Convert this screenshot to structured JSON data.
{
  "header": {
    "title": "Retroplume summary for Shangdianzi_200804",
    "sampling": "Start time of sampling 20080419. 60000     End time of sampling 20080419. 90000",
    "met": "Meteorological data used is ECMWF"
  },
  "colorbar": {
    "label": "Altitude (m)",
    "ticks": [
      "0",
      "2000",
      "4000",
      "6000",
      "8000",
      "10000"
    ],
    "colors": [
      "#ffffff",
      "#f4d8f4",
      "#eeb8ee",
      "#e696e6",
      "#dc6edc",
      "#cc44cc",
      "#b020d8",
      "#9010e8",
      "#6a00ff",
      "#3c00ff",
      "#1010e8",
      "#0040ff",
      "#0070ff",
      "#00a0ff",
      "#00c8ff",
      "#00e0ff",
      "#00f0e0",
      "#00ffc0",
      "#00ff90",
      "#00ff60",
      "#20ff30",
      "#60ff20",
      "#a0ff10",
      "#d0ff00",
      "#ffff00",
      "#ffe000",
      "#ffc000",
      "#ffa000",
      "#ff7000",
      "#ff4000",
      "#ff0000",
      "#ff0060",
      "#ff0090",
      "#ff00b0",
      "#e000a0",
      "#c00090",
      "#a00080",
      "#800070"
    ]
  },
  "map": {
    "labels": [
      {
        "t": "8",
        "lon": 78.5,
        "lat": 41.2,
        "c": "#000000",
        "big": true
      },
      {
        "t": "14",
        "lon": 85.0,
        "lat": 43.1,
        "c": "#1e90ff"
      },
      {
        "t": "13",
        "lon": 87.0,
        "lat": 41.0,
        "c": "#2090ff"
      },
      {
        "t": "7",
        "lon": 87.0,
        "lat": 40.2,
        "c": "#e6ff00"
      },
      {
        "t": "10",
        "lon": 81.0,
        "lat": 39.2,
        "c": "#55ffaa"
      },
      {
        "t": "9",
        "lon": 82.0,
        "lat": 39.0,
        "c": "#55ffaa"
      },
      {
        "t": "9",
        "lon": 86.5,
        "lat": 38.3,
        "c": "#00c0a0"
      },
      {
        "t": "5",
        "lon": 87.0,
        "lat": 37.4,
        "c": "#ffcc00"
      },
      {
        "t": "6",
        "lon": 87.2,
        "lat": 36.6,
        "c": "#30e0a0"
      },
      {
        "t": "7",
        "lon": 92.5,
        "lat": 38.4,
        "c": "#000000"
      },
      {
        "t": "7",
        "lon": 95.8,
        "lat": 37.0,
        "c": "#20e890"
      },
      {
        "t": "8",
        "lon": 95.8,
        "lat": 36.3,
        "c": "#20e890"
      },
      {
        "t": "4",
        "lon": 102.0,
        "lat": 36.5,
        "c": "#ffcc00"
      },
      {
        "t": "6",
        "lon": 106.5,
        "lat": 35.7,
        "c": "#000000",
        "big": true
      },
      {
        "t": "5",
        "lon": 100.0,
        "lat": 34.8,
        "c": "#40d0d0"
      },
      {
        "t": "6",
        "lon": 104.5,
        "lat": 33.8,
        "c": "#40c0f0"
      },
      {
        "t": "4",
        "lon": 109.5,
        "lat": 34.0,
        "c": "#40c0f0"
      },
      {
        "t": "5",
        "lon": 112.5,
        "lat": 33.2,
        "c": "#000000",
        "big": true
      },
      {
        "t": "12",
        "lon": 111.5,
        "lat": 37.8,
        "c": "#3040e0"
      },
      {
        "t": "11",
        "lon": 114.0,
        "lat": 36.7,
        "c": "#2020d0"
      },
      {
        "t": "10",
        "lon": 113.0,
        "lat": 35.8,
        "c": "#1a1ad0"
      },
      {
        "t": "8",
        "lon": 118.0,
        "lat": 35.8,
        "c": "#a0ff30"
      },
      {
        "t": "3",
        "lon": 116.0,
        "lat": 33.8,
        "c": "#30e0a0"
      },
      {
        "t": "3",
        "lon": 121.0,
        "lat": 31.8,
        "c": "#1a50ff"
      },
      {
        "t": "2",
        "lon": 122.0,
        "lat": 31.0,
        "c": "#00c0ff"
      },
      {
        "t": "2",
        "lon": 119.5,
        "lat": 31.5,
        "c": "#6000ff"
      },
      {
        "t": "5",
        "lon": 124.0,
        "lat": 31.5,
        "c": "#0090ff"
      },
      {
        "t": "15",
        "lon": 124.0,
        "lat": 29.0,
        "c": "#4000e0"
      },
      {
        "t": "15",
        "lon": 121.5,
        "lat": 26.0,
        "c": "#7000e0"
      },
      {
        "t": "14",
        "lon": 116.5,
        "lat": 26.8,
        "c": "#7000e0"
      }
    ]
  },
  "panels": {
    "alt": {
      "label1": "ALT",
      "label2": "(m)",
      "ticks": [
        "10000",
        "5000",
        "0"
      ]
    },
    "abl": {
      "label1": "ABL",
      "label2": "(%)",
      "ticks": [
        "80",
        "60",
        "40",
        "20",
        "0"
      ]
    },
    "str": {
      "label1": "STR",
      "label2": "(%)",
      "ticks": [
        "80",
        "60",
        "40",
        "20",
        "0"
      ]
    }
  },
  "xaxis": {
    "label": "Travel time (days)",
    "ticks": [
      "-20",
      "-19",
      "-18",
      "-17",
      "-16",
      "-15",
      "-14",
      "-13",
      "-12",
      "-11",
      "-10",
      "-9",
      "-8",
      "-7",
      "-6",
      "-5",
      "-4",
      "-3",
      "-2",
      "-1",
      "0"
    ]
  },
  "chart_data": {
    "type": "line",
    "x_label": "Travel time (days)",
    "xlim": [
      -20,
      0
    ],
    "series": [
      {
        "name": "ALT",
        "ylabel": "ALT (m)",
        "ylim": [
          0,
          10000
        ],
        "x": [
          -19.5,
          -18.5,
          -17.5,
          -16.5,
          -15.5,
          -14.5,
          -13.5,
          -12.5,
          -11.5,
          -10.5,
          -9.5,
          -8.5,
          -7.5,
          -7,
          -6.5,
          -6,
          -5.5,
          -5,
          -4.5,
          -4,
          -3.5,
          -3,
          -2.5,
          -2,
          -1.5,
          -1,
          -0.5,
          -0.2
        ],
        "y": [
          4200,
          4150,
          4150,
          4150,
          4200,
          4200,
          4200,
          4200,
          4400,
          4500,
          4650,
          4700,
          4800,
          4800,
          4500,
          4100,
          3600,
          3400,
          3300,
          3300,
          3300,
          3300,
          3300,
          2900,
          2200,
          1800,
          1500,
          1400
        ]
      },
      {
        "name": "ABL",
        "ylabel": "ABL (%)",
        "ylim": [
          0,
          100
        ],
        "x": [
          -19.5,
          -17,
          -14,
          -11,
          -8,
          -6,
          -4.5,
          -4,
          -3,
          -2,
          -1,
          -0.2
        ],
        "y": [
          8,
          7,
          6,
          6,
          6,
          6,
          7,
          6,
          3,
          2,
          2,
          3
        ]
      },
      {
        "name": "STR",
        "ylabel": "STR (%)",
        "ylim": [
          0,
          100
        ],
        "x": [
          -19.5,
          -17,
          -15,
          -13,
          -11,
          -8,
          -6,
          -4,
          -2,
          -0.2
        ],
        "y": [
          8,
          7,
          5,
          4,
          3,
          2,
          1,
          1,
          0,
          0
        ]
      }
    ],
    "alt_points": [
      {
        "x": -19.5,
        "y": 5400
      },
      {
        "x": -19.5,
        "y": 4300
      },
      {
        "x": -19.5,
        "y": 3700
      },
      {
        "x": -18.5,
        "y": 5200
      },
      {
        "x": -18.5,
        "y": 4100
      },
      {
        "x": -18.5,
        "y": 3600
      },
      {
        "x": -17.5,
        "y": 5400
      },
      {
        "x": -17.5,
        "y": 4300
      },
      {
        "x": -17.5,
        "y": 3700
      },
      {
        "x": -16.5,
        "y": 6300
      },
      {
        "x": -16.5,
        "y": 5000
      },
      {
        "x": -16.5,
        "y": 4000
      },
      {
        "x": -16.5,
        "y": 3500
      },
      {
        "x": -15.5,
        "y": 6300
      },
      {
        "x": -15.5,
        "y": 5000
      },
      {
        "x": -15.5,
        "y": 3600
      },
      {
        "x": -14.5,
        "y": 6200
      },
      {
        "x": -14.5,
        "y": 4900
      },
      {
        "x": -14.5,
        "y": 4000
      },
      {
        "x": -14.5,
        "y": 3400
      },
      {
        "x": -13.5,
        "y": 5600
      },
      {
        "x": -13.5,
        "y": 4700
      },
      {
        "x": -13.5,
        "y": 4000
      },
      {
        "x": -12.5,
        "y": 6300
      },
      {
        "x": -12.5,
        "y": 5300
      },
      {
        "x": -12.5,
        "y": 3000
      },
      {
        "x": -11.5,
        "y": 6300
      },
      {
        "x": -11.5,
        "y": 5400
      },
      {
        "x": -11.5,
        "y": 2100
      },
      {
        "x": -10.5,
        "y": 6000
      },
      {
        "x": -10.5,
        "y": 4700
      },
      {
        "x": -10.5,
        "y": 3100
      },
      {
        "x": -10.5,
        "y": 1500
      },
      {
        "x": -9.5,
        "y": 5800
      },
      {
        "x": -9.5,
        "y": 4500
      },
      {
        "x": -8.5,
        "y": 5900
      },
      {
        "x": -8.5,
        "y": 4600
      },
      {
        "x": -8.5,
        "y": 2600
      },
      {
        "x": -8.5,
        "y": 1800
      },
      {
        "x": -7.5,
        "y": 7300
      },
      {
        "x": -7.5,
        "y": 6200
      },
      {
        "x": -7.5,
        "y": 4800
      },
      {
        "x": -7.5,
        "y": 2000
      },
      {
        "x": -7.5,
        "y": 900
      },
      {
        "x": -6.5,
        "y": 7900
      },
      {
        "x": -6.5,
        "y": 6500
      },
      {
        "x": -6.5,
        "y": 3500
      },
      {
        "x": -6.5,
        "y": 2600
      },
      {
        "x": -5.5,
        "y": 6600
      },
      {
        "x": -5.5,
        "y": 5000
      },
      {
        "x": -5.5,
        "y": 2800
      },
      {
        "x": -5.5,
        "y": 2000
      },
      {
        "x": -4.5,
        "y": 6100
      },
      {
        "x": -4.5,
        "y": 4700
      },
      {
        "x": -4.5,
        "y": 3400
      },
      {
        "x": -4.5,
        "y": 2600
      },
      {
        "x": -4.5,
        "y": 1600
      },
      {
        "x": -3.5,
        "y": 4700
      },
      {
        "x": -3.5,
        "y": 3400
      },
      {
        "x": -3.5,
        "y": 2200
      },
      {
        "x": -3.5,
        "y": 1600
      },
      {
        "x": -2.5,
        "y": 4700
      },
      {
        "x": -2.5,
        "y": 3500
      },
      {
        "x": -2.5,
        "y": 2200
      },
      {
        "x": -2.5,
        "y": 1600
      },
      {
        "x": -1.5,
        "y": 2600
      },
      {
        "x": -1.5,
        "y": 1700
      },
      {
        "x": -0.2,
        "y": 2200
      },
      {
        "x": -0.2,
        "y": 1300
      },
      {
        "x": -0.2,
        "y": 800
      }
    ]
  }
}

**DESCRIPTION OF THE TASK**: Return a copy of every line that includes the word "days".

**RESULT BELOW**:
    "label": "Travel time (days)",
    "x_label": "Travel time (days)",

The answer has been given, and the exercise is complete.